* What needs to be done *
Find each line in the following listing that has the string "atacados", then state the count and nothing else.
↓↓↓
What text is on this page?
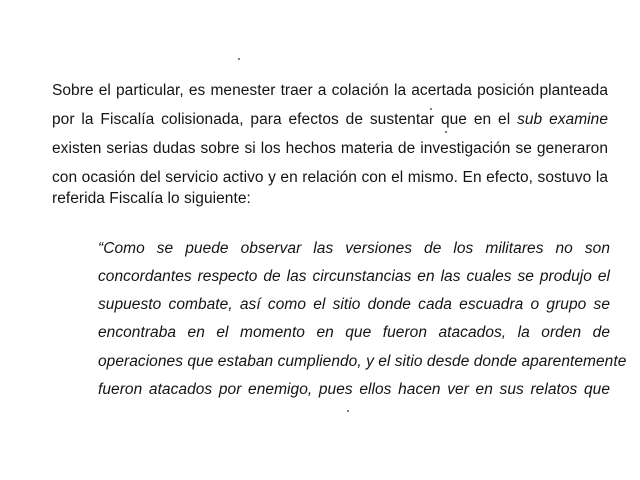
Sobre el particular, es menester traer a colación la acertada posición planteada
por la Fiscalía colisionada, para efectos de sustentar que en el sub examine
existen serias dudas sobre si los hechos materia de investigación se generaron
con ocasión del servicio activo y en relación con el mismo. En efecto, sostuvo la
referida Fiscalía lo siguiente:
“Como se puede observar las versiones de los militares no son
concordantes respecto de las circunstancias en las cuales se produjo el
supuesto combate, así como el sitio donde cada escuadra o grupo se
encontraba en el momento en que fueron atacados, la orden de
operaciones que estaban cumpliendo, y el sitio desde donde aparentemente
fueron atacados por enemigo, pues ellos hacen ver en sus relatos que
↑↑↑
* The answer *
2